- EXERCISE DIRECTIONS -
Look through the data below and return each line where "Waist" appears.

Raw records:
■ ■ ■
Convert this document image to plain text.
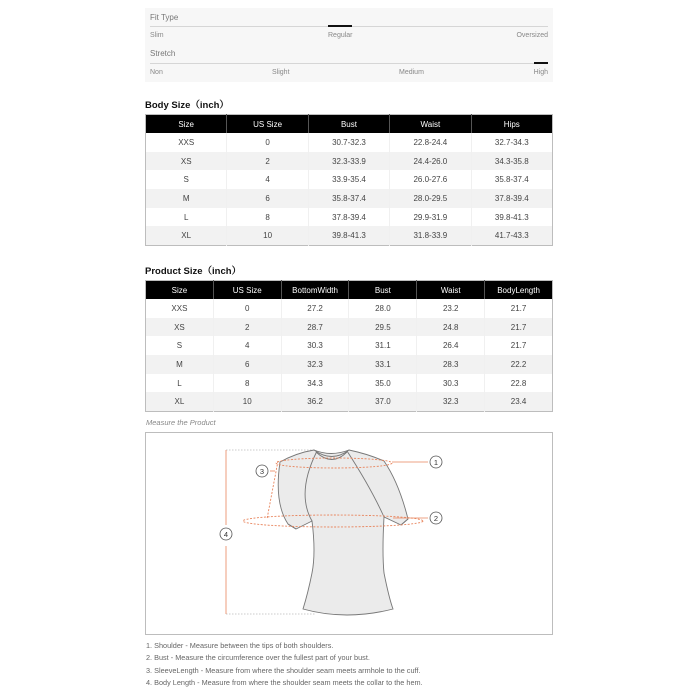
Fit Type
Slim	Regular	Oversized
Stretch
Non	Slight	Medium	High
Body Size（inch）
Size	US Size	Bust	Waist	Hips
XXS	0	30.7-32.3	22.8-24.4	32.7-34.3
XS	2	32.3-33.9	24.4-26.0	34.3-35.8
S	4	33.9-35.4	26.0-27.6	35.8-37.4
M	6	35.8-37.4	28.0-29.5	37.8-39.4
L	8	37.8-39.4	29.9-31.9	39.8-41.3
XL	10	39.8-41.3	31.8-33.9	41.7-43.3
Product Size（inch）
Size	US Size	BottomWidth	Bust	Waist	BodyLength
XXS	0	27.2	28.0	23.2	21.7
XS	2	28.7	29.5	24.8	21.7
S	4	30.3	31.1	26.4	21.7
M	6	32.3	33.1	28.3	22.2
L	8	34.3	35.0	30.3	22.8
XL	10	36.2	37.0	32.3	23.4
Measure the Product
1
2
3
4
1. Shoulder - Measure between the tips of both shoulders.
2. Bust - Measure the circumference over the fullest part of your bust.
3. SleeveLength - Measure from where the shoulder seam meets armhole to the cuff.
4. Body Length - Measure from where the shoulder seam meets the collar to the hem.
■ ■ ■
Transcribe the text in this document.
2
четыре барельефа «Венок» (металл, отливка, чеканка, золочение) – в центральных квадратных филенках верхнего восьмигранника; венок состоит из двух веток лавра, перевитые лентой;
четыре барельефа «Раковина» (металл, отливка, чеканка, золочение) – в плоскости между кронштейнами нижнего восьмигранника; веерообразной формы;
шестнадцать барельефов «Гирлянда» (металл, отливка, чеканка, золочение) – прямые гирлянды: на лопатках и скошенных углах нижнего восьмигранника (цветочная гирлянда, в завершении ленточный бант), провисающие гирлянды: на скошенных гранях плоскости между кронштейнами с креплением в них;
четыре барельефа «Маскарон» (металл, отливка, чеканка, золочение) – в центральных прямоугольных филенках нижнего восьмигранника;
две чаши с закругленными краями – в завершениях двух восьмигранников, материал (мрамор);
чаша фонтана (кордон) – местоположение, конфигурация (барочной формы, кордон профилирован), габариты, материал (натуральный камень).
■ ■ ■
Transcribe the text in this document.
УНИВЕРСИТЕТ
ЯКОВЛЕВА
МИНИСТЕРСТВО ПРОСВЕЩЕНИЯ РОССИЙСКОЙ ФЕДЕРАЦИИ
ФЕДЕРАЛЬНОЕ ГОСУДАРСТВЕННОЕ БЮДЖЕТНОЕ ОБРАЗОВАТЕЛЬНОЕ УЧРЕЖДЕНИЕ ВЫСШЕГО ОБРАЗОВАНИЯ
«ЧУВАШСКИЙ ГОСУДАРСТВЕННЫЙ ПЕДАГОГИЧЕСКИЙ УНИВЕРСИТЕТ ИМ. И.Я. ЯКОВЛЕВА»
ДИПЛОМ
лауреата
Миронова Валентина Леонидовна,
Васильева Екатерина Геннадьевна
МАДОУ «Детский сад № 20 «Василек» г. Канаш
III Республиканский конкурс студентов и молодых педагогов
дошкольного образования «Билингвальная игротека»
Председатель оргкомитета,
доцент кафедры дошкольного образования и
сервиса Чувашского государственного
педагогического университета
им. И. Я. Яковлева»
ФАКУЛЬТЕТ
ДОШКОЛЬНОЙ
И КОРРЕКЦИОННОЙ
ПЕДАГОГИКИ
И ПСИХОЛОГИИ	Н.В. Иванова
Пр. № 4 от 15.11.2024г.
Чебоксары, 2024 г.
■ ■ ■
- CORRECT RESPONSE -
Size	US Size	Bust	Waist	Hips
Size	US Size	BottomWidth	Bust	Waist	BodyLength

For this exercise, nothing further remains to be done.